Figure contents as structured data
++++++++

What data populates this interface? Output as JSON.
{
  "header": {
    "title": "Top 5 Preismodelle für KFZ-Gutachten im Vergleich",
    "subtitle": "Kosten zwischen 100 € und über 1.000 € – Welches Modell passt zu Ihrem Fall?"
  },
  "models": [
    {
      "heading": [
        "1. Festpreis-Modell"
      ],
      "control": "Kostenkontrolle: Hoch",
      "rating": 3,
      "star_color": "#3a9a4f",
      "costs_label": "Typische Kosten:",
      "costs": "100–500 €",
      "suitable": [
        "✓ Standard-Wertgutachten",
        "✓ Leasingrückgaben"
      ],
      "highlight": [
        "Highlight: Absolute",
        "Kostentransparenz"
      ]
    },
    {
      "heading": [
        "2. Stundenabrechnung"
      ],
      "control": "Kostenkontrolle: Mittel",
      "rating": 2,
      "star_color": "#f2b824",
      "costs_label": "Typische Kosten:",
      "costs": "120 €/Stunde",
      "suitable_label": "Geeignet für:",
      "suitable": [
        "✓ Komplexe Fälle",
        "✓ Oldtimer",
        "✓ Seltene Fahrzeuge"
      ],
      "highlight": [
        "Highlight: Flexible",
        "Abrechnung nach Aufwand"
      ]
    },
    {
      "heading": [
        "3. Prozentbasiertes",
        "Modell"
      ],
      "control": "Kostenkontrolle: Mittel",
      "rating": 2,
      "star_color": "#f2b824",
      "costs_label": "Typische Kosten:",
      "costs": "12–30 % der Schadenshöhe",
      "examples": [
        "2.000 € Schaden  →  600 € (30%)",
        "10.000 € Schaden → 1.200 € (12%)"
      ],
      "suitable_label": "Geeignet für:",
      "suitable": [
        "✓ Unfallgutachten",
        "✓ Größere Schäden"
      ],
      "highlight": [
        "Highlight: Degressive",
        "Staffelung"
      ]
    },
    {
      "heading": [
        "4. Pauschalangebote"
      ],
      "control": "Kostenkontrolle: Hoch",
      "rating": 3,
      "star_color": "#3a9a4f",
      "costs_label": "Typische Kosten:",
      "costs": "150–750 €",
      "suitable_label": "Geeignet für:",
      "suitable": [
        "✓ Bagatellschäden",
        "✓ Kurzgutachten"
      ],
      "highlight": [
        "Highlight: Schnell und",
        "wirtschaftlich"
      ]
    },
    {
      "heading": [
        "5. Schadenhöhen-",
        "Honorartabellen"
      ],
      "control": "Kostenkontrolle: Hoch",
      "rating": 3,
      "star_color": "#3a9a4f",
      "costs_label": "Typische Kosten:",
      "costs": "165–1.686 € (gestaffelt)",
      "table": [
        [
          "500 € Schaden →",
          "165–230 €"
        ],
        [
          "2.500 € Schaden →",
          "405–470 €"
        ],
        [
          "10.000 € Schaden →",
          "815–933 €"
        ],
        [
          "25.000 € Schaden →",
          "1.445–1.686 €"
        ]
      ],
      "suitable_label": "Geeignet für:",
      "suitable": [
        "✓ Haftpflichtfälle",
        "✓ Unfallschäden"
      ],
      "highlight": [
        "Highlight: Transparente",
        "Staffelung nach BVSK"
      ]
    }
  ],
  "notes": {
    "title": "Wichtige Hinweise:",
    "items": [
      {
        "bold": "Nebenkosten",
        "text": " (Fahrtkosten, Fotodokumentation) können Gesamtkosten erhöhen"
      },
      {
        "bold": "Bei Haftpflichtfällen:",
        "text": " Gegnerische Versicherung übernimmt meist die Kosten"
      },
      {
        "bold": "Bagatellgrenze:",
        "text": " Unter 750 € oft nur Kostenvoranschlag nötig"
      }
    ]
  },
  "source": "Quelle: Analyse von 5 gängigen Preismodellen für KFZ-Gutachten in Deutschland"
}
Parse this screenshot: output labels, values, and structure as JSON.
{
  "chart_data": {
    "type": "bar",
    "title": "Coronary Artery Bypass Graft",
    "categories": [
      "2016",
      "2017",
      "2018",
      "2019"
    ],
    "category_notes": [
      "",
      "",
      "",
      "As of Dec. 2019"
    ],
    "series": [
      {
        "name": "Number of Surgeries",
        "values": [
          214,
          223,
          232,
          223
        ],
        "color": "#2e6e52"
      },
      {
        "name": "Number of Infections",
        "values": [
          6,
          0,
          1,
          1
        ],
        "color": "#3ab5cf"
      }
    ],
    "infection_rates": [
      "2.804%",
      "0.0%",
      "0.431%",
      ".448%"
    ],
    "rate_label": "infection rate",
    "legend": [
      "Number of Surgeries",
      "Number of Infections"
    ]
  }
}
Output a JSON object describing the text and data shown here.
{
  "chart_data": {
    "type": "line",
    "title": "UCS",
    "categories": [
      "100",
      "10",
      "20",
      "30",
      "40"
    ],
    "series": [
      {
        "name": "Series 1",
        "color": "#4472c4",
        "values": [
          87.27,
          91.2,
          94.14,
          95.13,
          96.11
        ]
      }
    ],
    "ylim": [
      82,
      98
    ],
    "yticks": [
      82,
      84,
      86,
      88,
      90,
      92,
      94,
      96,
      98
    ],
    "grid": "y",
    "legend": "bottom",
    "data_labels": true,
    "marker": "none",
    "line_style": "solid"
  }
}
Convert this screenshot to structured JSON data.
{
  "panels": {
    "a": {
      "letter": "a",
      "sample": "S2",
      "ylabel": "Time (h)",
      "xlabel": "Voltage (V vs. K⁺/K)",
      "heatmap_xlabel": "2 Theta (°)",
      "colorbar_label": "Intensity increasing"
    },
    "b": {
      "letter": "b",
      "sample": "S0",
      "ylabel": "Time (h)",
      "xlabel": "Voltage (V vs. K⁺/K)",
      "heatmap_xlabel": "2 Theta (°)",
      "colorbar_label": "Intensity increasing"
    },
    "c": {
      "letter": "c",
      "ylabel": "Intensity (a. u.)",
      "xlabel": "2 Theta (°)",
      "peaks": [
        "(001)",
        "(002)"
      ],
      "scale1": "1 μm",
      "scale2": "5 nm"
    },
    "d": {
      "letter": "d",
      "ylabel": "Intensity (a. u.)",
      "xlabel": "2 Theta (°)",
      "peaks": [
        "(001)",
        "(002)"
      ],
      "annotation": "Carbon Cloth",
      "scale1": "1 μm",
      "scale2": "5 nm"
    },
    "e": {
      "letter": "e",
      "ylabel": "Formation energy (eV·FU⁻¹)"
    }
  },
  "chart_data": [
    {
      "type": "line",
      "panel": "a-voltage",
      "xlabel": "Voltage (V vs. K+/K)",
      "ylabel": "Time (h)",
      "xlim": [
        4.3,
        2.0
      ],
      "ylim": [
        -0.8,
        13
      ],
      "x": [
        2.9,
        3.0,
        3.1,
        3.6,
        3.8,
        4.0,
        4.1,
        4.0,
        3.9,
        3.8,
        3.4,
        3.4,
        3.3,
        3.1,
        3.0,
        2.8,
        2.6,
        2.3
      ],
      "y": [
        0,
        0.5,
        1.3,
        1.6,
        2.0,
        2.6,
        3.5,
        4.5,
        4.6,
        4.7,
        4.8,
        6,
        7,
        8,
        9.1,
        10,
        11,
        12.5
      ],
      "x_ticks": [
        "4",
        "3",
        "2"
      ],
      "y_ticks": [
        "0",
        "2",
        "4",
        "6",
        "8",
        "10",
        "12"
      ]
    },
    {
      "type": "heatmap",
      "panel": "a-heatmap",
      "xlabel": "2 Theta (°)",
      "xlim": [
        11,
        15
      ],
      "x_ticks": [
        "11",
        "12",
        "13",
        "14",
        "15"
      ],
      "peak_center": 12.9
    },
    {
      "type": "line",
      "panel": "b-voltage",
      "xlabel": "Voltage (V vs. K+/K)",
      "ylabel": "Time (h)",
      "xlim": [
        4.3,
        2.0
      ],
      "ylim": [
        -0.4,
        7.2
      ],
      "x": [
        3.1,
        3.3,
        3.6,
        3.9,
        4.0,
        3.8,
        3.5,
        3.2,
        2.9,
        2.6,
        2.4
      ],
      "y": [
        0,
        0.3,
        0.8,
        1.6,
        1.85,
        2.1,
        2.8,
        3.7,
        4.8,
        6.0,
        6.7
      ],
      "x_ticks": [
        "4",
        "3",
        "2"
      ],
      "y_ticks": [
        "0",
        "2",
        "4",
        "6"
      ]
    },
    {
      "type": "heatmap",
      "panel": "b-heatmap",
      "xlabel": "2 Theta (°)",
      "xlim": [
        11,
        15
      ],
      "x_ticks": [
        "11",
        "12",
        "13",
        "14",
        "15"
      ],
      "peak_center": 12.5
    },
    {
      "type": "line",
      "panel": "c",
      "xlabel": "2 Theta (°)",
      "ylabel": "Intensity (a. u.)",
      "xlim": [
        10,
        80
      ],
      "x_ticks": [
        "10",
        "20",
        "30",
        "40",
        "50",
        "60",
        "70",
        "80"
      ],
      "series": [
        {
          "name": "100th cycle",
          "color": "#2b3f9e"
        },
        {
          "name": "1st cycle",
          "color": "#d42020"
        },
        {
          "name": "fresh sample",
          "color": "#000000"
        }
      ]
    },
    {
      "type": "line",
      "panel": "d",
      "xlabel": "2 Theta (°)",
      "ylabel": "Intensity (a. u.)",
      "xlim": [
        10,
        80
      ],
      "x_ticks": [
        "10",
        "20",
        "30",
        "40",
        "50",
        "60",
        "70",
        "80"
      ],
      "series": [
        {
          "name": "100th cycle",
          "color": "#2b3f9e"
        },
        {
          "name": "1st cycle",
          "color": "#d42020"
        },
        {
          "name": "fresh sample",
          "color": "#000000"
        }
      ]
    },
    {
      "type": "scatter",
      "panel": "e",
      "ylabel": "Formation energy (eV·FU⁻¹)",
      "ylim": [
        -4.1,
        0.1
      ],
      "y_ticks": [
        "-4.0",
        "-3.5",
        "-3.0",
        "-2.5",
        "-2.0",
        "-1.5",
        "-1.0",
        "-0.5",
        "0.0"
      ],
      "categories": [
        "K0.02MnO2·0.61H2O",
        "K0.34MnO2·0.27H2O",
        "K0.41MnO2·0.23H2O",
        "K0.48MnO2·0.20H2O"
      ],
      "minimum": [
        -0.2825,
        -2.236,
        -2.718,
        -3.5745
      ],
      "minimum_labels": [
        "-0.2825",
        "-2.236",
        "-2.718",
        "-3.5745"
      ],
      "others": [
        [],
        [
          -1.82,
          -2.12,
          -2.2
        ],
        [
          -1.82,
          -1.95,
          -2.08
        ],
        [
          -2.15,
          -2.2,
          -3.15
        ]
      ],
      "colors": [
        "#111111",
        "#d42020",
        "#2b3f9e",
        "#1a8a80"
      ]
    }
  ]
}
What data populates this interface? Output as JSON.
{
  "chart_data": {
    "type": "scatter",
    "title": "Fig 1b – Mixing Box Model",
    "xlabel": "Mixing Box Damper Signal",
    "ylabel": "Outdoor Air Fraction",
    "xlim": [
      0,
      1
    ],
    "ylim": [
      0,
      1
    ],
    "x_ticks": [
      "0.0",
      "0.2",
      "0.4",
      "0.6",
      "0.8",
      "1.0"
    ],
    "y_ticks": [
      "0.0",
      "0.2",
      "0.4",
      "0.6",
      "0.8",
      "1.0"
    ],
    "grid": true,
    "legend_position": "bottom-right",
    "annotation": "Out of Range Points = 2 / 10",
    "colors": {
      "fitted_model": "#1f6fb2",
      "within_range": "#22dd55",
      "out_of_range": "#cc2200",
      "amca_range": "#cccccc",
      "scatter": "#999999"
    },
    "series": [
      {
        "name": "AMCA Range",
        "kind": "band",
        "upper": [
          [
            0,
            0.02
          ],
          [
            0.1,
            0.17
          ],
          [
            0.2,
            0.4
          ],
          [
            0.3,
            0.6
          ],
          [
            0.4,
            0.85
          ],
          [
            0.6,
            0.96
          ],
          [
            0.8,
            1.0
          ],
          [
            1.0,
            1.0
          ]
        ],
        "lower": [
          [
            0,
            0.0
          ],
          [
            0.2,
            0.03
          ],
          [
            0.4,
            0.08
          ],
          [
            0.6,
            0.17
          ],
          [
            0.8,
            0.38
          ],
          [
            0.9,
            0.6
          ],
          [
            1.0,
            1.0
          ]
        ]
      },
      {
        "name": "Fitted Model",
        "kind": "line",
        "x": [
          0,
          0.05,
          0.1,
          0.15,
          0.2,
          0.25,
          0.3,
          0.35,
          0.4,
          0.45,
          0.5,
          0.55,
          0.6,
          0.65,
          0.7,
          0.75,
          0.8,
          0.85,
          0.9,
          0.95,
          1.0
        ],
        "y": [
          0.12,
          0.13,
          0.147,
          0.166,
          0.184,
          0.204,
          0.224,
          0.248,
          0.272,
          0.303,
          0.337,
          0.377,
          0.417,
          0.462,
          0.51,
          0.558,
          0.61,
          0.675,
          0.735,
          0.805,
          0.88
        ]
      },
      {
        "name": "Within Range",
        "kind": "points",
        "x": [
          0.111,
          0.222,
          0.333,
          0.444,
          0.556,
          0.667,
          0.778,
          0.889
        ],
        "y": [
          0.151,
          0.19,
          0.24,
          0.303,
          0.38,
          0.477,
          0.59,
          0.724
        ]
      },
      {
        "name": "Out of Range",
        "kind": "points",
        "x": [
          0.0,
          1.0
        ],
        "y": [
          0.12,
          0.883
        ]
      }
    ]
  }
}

++++++++

Required work
Read through the entries and copy each line in which "Surgeries" appears.

Response
        "name": "Number of Surgeries",
      "Number of Surgeries",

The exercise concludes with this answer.